--- Start Provided entries ---

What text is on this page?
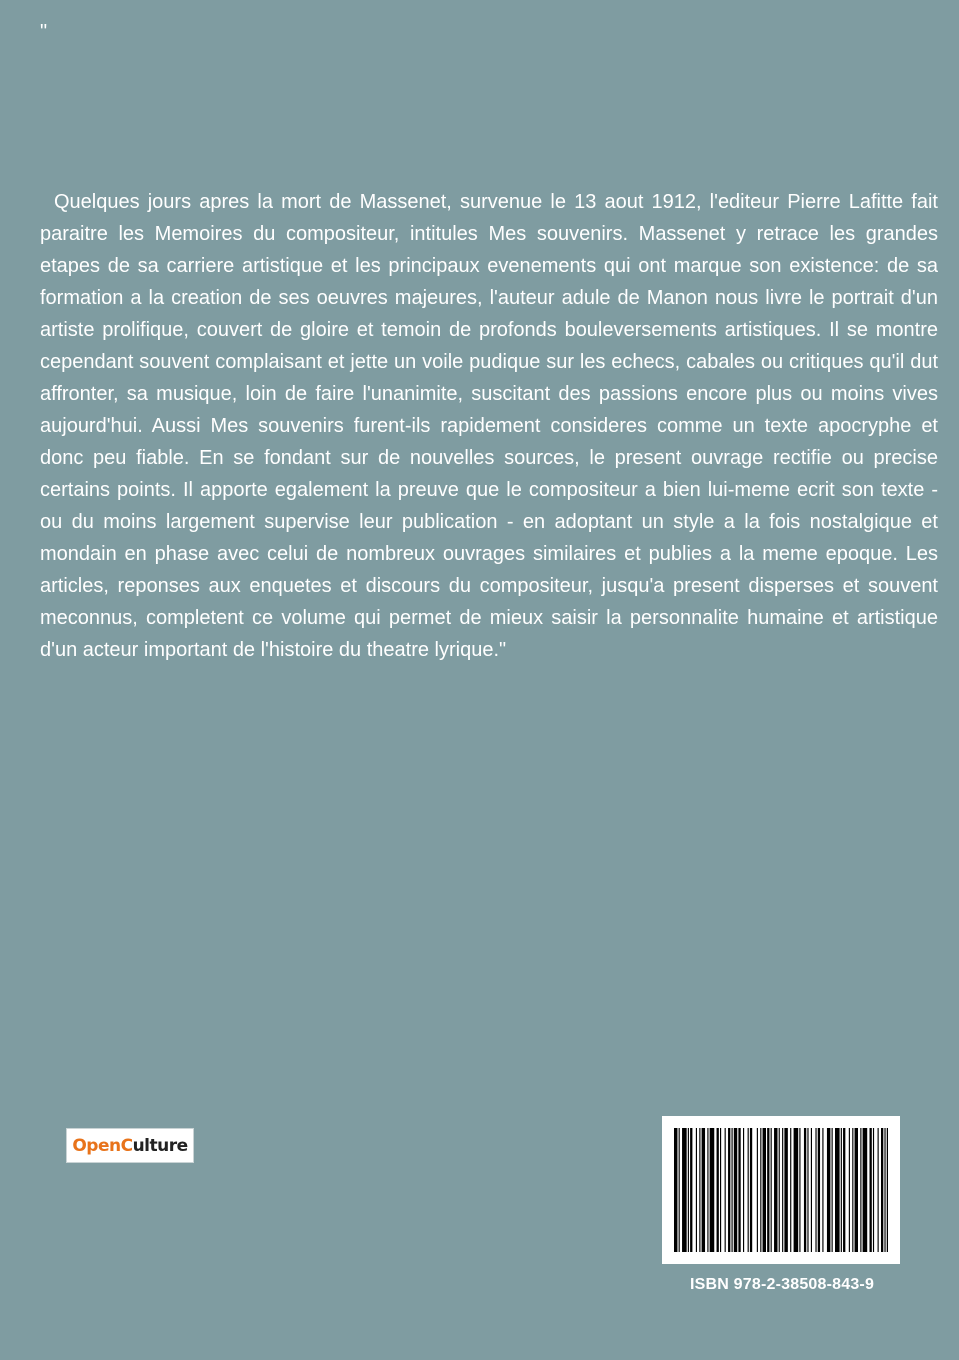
"

Quelques jours apres la mort de Massenet, survenue le 13 aout 1912, l'editeur Pierre Lafitte fait paraitre les Memoires du compositeur, intitules Mes souvenirs. Massenet y retrace les grandes etapes de sa carriere artistique et les principaux evenements qui ont marque son existence: de sa formation a la creation de ses oeuvres majeures, l'auteur adule de Manon nous livre le portrait d'un artiste prolifique, couvert de gloire et temoin de profonds bouleversements artistiques. Il se montre cependant souvent complaisant et jette un voile pudique sur les echecs, cabales ou critiques qu'il dut affronter, sa musique, loin de faire l'unanimite, suscitant des passions encore plus ou moins vives aujourd'hui. Aussi Mes souvenirs furent-ils rapidement consideres comme un texte apocryphe et donc peu fiable. En se fondant sur de nouvelles sources, le present ouvrage rectifie ou precise certains points. Il apporte egalement la preuve que le compositeur a bien lui-meme ecrit son texte - ou du moins largement supervise leur publication - en adoptant un style a la fois nostalgique et mondain en phase avec celui de nombreux ouvrages similaires et publies a la meme epoque. Les articles, reponses aux enquetes et discours du compositeur, jusqu'a present disperses et souvent meconnus, completent ce volume qui permet de mieux saisir la personnalite humaine et artistique d'un acteur important de l'histoire du theatre lyrique."

Open C ulture
ISBN 978-2-38508-843-9
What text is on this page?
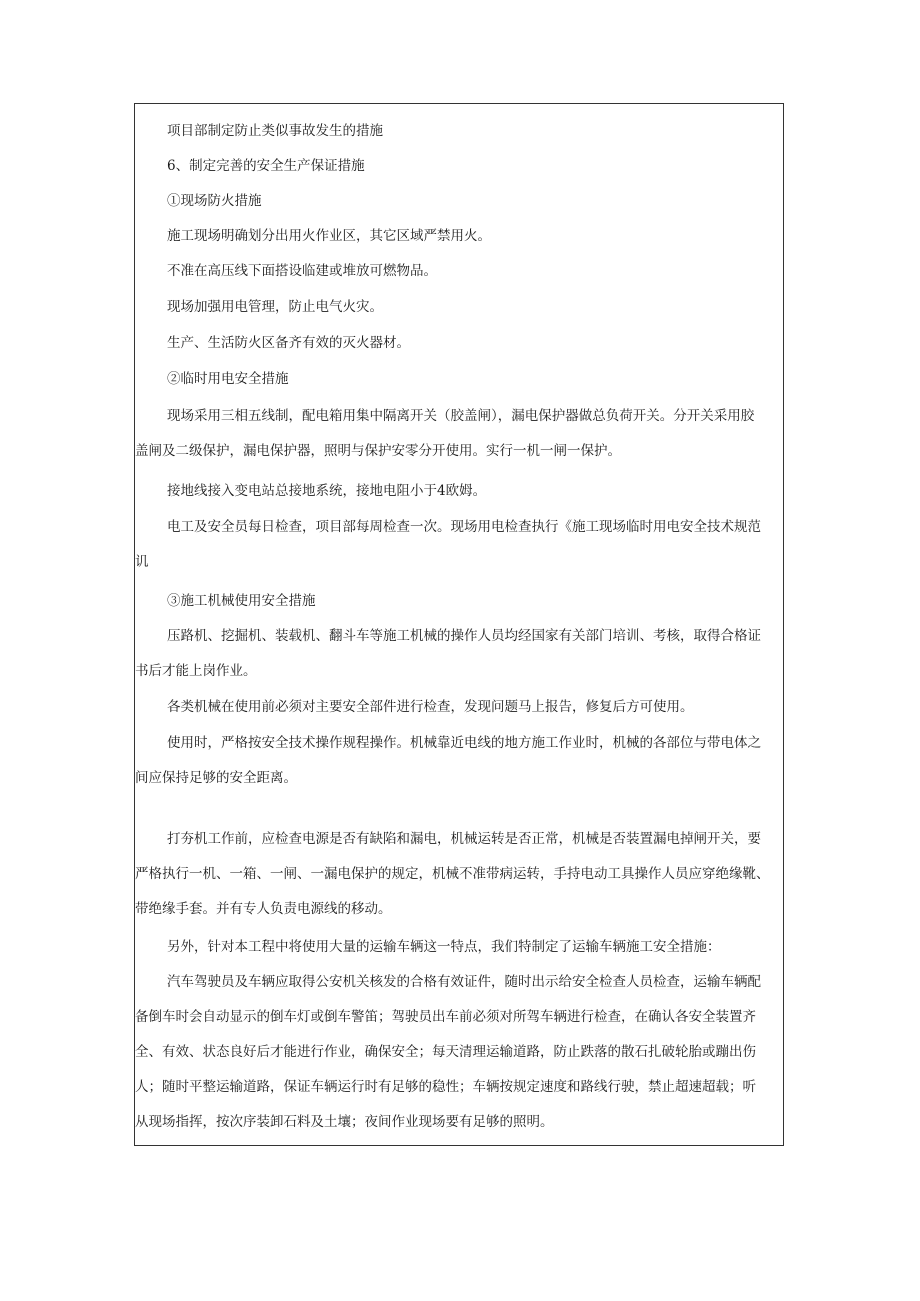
项目部制定防止类似事故发生的措施
6、制定完善的安全生产保证措施
①现场防火措施
施工现场明确划分出用火作业区，其它区域严禁用火。
不准在高压线下面搭设临建或堆放可燃物品。
现场加强用电管理，防止电气火灾。
生产、生活防火区备齐有效的灭火器材。
②临时用电安全措施
现场采用三相五线制，配电箱用集中隔离开关（胶盖闸），漏电保护器做总负荷开关。分开关采用胶
盖闸及二级保护，漏电保护器，照明与保护安零分开使用。实行一机一闸一保护。
接地线接入变电站总接地系统，接地电阻小于4欧姆。
电工及安全员每日检查，项目部每周检查一次。现场用电检查执行《施工现场临时用电安全技术规范
讥
③施工机械使用安全措施
压路机、挖掘机、装载机、翻斗车等施工机械的操作人员均经国家有关部门培训、考核，取得合格证
书后才能上岗作业。
各类机械在使用前必须对主要安全部件进行检查，发现问题马上报告，修复后方可使用。
使用时，严格按安全技术操作规程操作。机械靠近电线的地方施工作业时，机械的各部位与带电体之
间应保持足够的安全距离。
打夯机工作前，应检查电源是否有缺陷和漏电，机械运转是否正常，机械是否装置漏电掉闸开关，要
严格执行一机、一箱、一闸、一漏电保护的规定，机械不准带病运转，手持电动工具操作人员应穿绝缘靴、
带绝缘手套。并有专人负责电源线的移动。
另外，针对本工程中将使用大量的运输车辆这一特点，我们特制定了运输车辆施工安全措施：
汽车驾驶员及车辆应取得公安机关核发的合格有效证件，随时出示给安全检查人员检查，运输车辆配
备倒车时会自动显示的倒车灯或倒车警笛；驾驶员出车前必须对所驾车辆进行检查，在确认各安全装置齐
全、有效、状态良好后才能进行作业，确保安全；每天清理运输道路，防止跌落的散石扎破轮胎或蹦出伤
人；随时平整运输道路，保证车辆运行时有足够的稳性；车辆按规定速度和路线行驶，禁止超速超载；听
从现场指挥，按次序装卸石料及土壤；夜间作业现场要有足够的照明。
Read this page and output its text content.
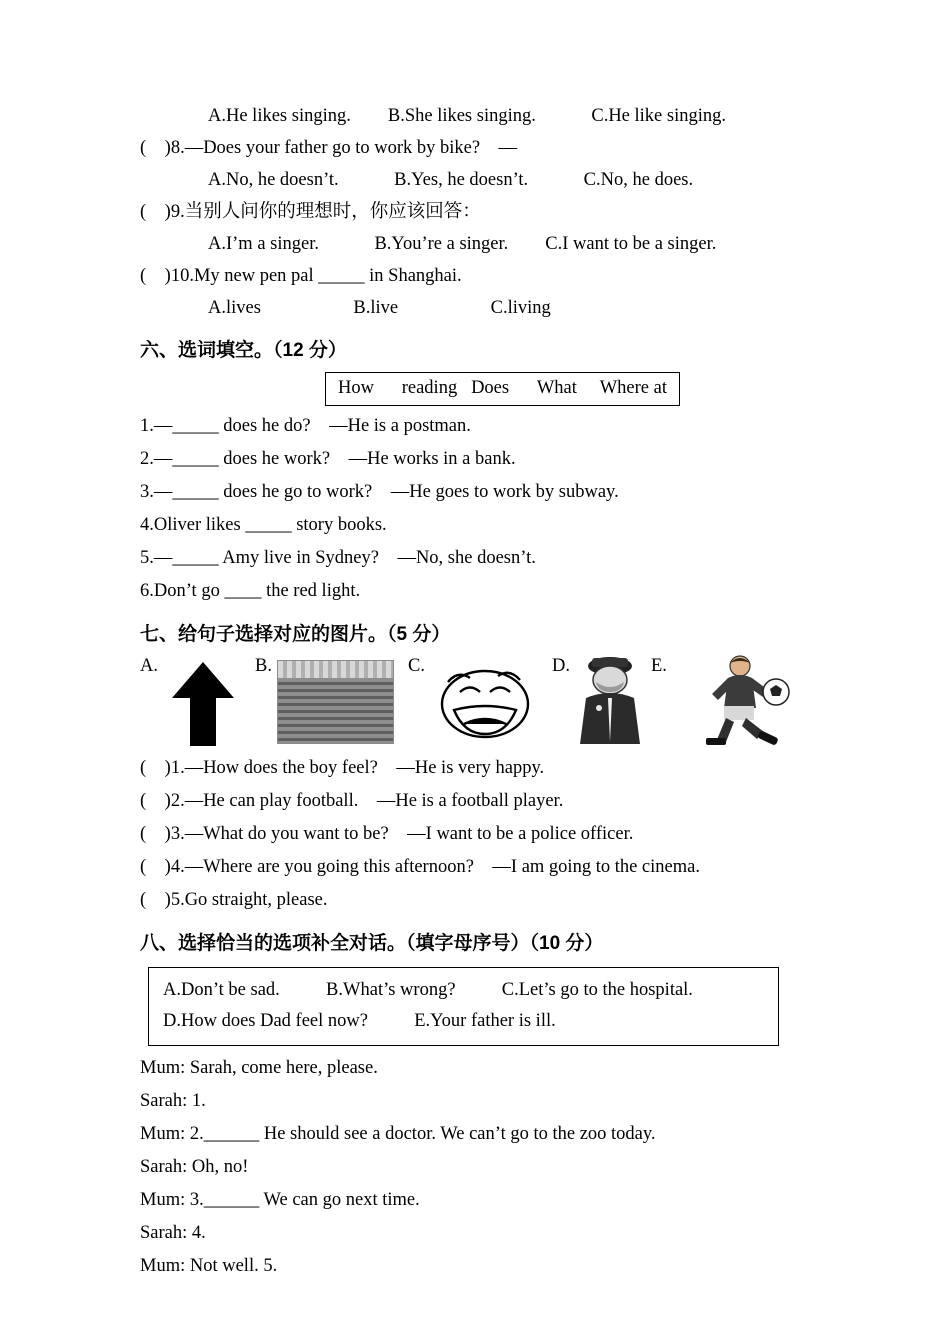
A.He likes singing.  B.She likes singing.   C.He like singing.
( )8.—Does your father go to work by bike? —
A.No, he doesn’t.   B.Yes, he doesn’t.   C.No, he does.
( )9.当别人问你的理想时，你应该回答：
A.I’m a singer.   B.You’re a singer.  C.I want to be a singer.
( )10.My new pen pal _____ in Shanghai.
A.lives     B.live     C.living
六、选词填空。（12 分）
How  reading  Does  What  Where at
1.—_____ does he do? —He is a postman.
2.—_____ does he work? —He works in a bank.
3.—_____ does he go to work? —He goes to work by subway.
4.Oliver likes _____ story books.
5.—_____ Amy live in Sydney? —No, she doesn’t.
6.Don’t go ____ the red light.
七、给句子选择对应的图片。（5 分）
A.	B.	C.	D.	E.
( )1.—How does the boy feel? —He is very happy.
( )2.—He can play football. —He is a football player.
( )3.—What do you want to be? —I want to be a police officer.
( )4.—Where are you going this afternoon? —I am going to the cinema.
( )5.Go straight, please.
八、选择恰当的选项补全对话。（填字母序号）（10 分）
A.Don’t be sad.   B.What’s wrong?   C.Let’s go to the hospital.
D.How does Dad feel now?   E.Your father is ill.
Mum: Sarah, come here, please.
Sarah: 1.
Mum: 2.______ He should see a doctor. We can’t go to the zoo today.
Sarah: Oh, no!
Mum: 3.______ We can go next time.
Sarah: 4.
Mum: Not well. 5.
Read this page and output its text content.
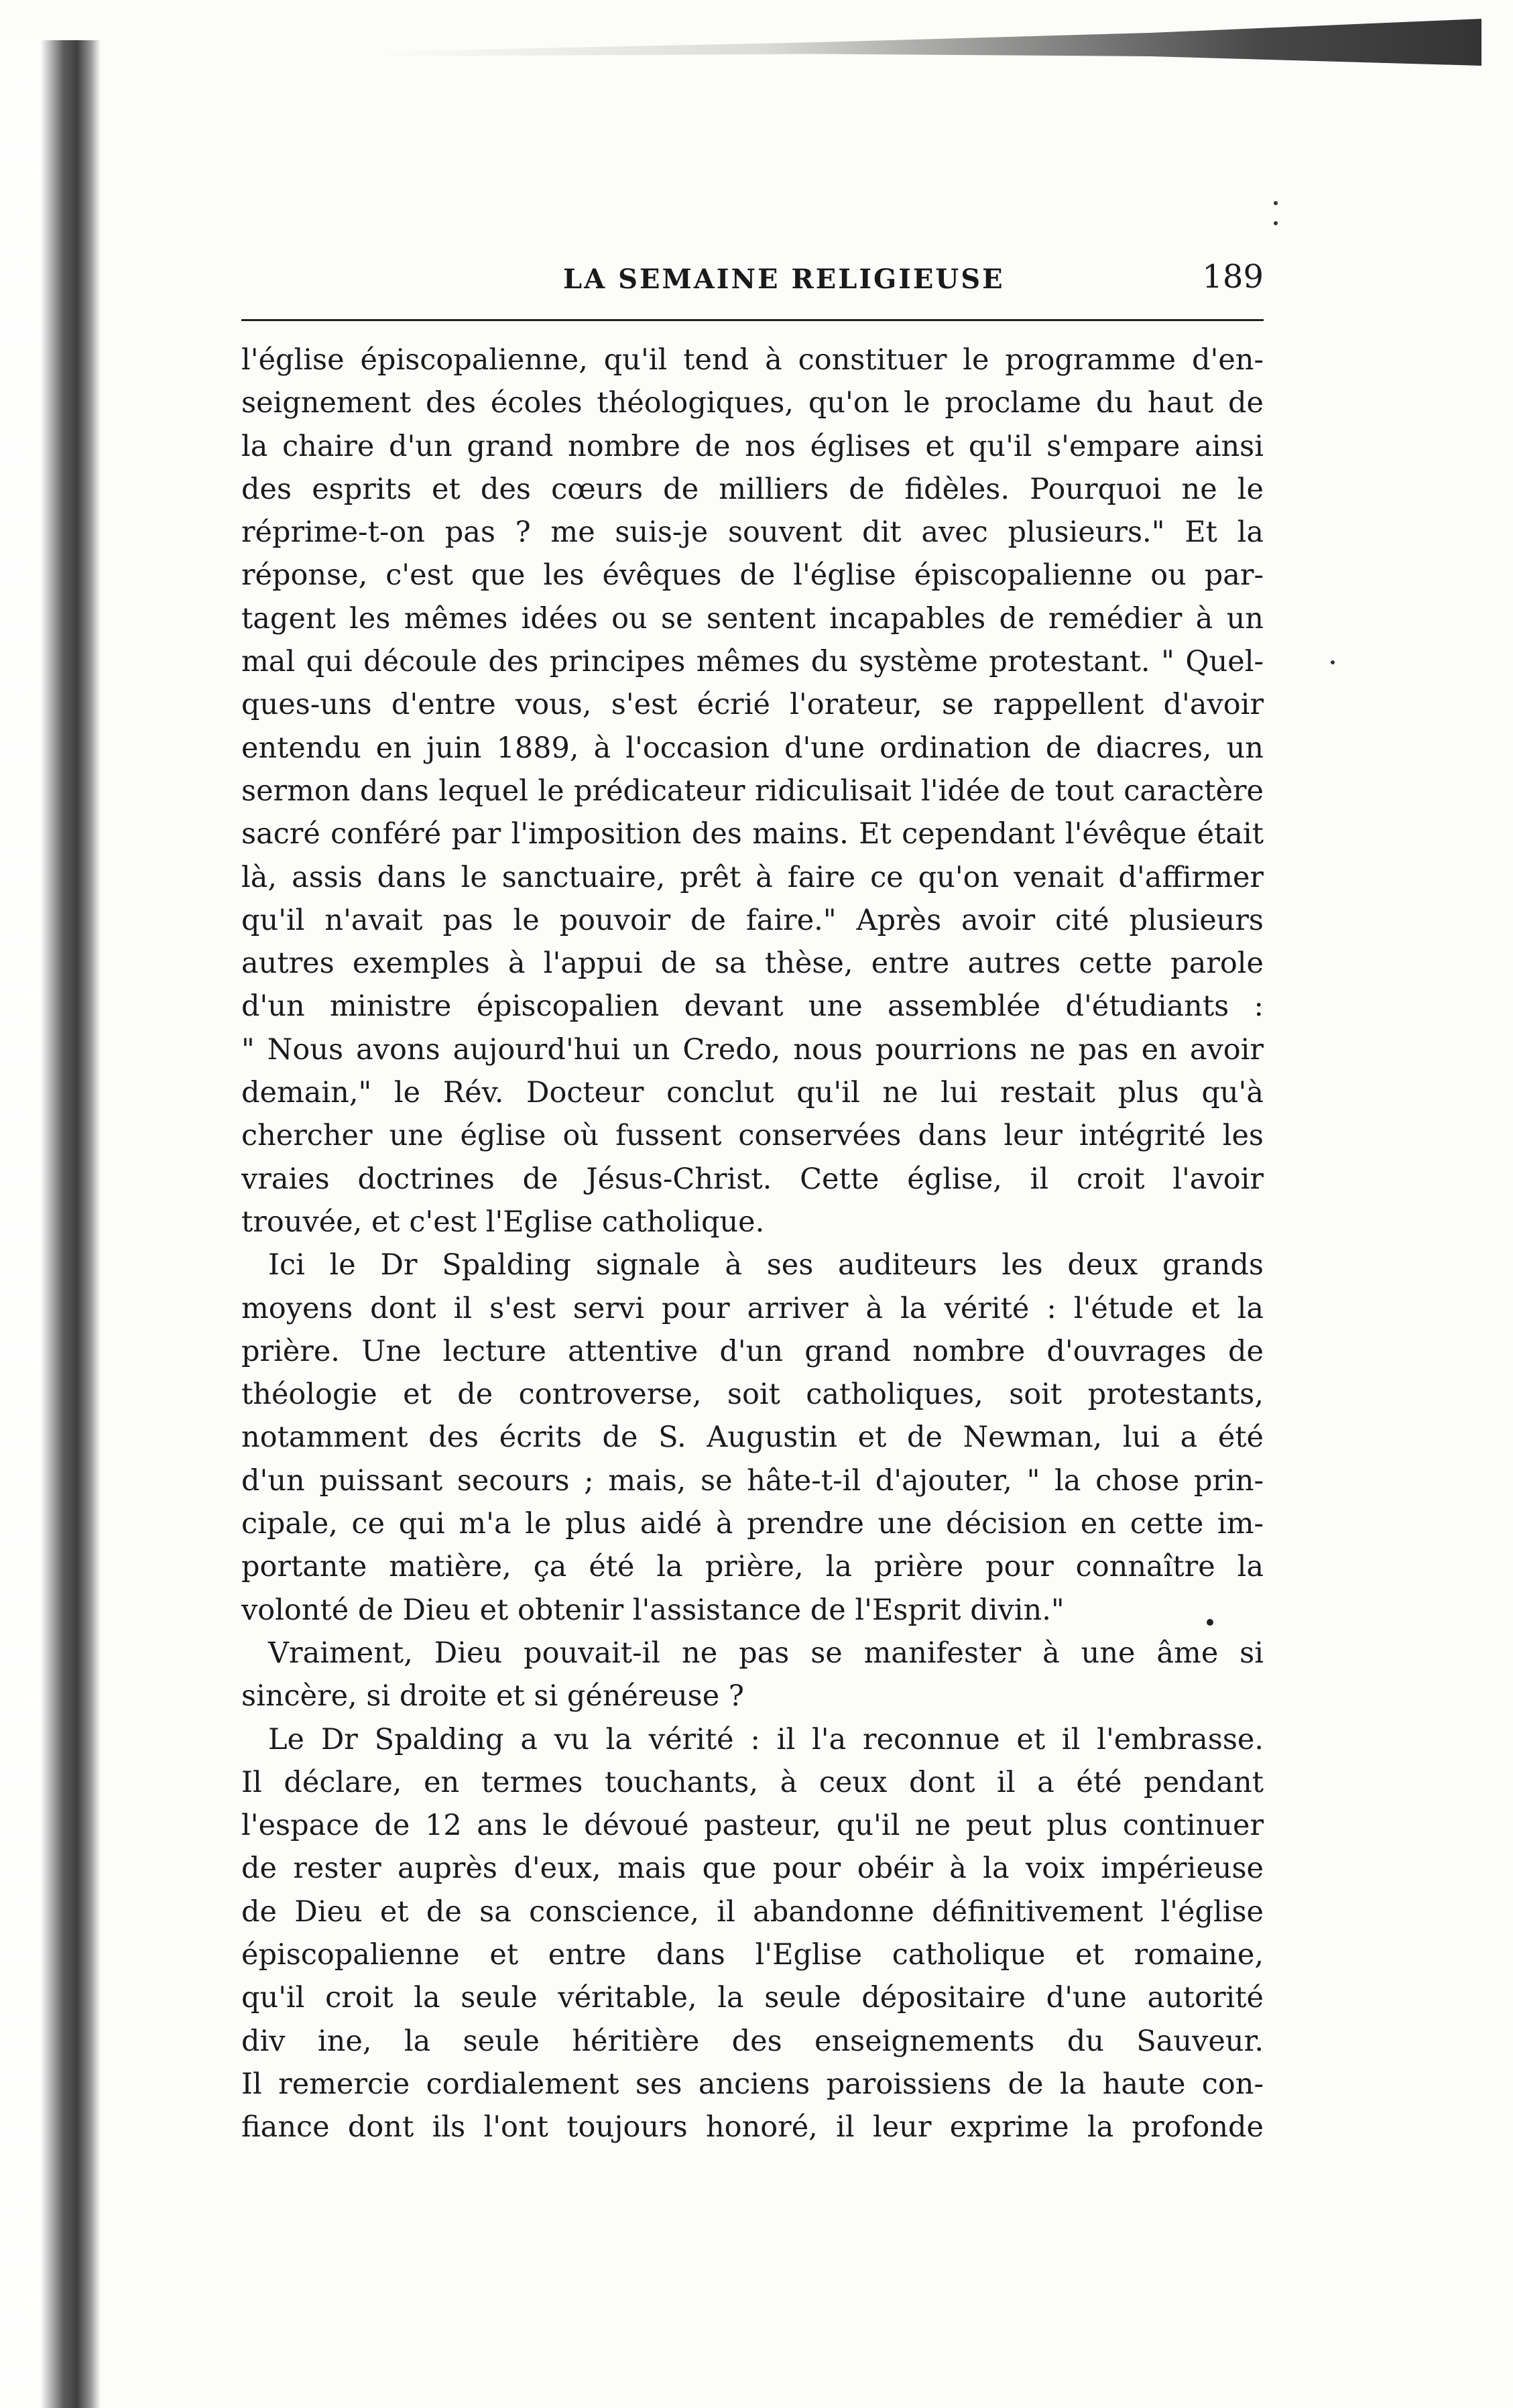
LA SEMAINE RELIGIEUSE	189
l'église épiscopalienne, qu'il tend à constituer le programme d'en-
seignement des écoles théologiques, qu'on le proclame du haut de
la chaire d'un grand nombre de nos églises et qu'il s'empare ainsi
des esprits et des cœurs de milliers de fidèles. Pourquoi ne le
réprime-t-on pas ? me suis-je souvent dit avec plusieurs." Et la
réponse, c'est que les évêques de l'église épiscopalienne ou par-
tagent les mêmes idées ou se sentent incapables de remédier à un
mal qui découle des principes mêmes du système protestant. " Quel-
ques-uns d'entre vous, s'est écrié l'orateur, se rappellent d'avoir
entendu en juin 1889, à l'occasion d'une ordination de diacres, un
sermon dans lequel le prédicateur ridiculisait l'idée de tout caractère
sacré conféré par l'imposition des mains. Et cependant l'évêque était
là, assis dans le sanctuaire, prêt à faire ce qu'on venait d'affirmer
qu'il n'avait pas le pouvoir de faire." Après avoir cité plusieurs
autres exemples à l'appui de sa thèse, entre autres cette parole
d'un ministre épiscopalien devant une assemblée d'étudiants :
" Nous avons aujourd'hui un Credo, nous pourrions ne pas en avoir
demain," le Rév. Docteur conclut qu'il ne lui restait plus qu'à
chercher une église où fussent conservées dans leur intégrité les
vraies doctrines de Jésus-Christ. Cette église, il croit l'avoir
trouvée, et c'est l'Eglise catholique.
Ici le Dr Spalding signale à ses auditeurs les deux grands
moyens dont il s'est servi pour arriver à la vérité : l'étude et la
prière. Une lecture attentive d'un grand nombre d'ouvrages de
théologie et de controverse, soit catholiques, soit protestants,
notamment des écrits de S. Augustin et de Newman, lui a été
d'un puissant secours ; mais, se hâte-t-il d'ajouter, " la chose prin-
cipale, ce qui m'a le plus aidé à prendre une décision en cette im-
portante matière, ça été la prière, la prière pour connaître la
volonté de Dieu et obtenir l'assistance de l'Esprit divin."
Vraiment, Dieu pouvait-il ne pas se manifester à une âme si
sincère, si droite et si généreuse ?
Le Dr Spalding a vu la vérité : il l'a reconnue et il l'embrasse.
Il déclare, en termes touchants, à ceux dont il a été pendant
l'espace de 12 ans le dévoué pasteur, qu'il ne peut plus continuer
de rester auprès d'eux, mais que pour obéir à la voix impérieuse
de Dieu et de sa conscience, il abandonne définitivement l'église
épiscopalienne et entre dans l'Eglise catholique et romaine,
qu'il croit la seule véritable, la seule dépositaire d'une autorité
div ine, la seule héritière des enseignements du Sauveur.
Il remercie cordialement ses anciens paroissiens de la haute con-
fiance dont ils l'ont toujours honoré, il leur exprime la profonde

--- End Provided entries ---

Goal >> Locate each line with the word "mais" and copy it.

Response >>
d'un puissant secours ; mais, se hâte-t-il d'ajouter, " la chose prin-
de rester auprès d'eux, mais que pour obéir à la voix impérieuse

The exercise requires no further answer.